Provided records:
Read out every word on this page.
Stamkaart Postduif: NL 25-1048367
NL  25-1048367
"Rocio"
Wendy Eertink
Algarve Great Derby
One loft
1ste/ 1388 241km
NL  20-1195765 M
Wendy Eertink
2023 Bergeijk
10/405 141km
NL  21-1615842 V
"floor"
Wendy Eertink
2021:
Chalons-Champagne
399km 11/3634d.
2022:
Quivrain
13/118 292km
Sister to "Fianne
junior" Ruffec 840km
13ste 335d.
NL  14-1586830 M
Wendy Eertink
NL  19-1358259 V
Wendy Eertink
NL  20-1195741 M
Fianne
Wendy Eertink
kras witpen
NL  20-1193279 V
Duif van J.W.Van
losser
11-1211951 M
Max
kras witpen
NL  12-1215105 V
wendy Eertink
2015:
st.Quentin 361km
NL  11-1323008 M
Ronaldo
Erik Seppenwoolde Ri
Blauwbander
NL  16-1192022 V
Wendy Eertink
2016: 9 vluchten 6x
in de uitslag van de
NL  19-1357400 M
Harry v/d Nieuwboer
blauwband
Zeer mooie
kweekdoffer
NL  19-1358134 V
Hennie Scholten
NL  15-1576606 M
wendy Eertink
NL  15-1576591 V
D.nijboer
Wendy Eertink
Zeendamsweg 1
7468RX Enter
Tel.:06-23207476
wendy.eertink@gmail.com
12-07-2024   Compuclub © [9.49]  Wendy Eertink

Aim: Every record above needs to be repeated word for word.

Result for this task:
Read out every word on this page.
Stamkaart Postduif: NL 25-1048367
NL  25-1048367
"Rocio"
Wendy Eertink
Algarve Great Derby
One loft
1ste/ 1388 241km
NL  20-1195765 M
Wendy Eertink
2023 Bergeijk
10/405 141km
NL  21-1615842 V
"floor"
Wendy Eertink
2021:
Chalons-Champagne
399km 11/3634d.
2022:
Quivrain
13/118 292km
Sister to "Fianne
junior" Ruffec 840km
13ste 335d.
NL  14-1586830 M
Wendy Eertink
NL  19-1358259 V
Wendy Eertink
NL  20-1195741 M
Fianne
Wendy Eertink
kras witpen
NL  20-1193279 V
Duif van J.W.Van
losser
11-1211951 M
Max
kras witpen
NL  12-1215105 V
wendy Eertink
2015:
st.Quentin 361km
NL  11-1323008 M
Ronaldo
Erik Seppenwoolde Ri
Blauwbander
NL  16-1192022 V
Wendy Eertink
2016: 9 vluchten 6x
in de uitslag van de
NL  19-1357400 M
Harry v/d Nieuwboer
blauwband
Zeer mooie
kweekdoffer
NL  19-1358134 V
Hennie Scholten
NL  15-1576606 M
wendy Eertink
NL  15-1576591 V
D.nijboer
Wendy Eertink
Zeendamsweg 1
7468RX Enter
Tel.:06-23207476
wendy.eertink@gmail.com
12-07-2024   Compuclub © [9.49]  Wendy Eertink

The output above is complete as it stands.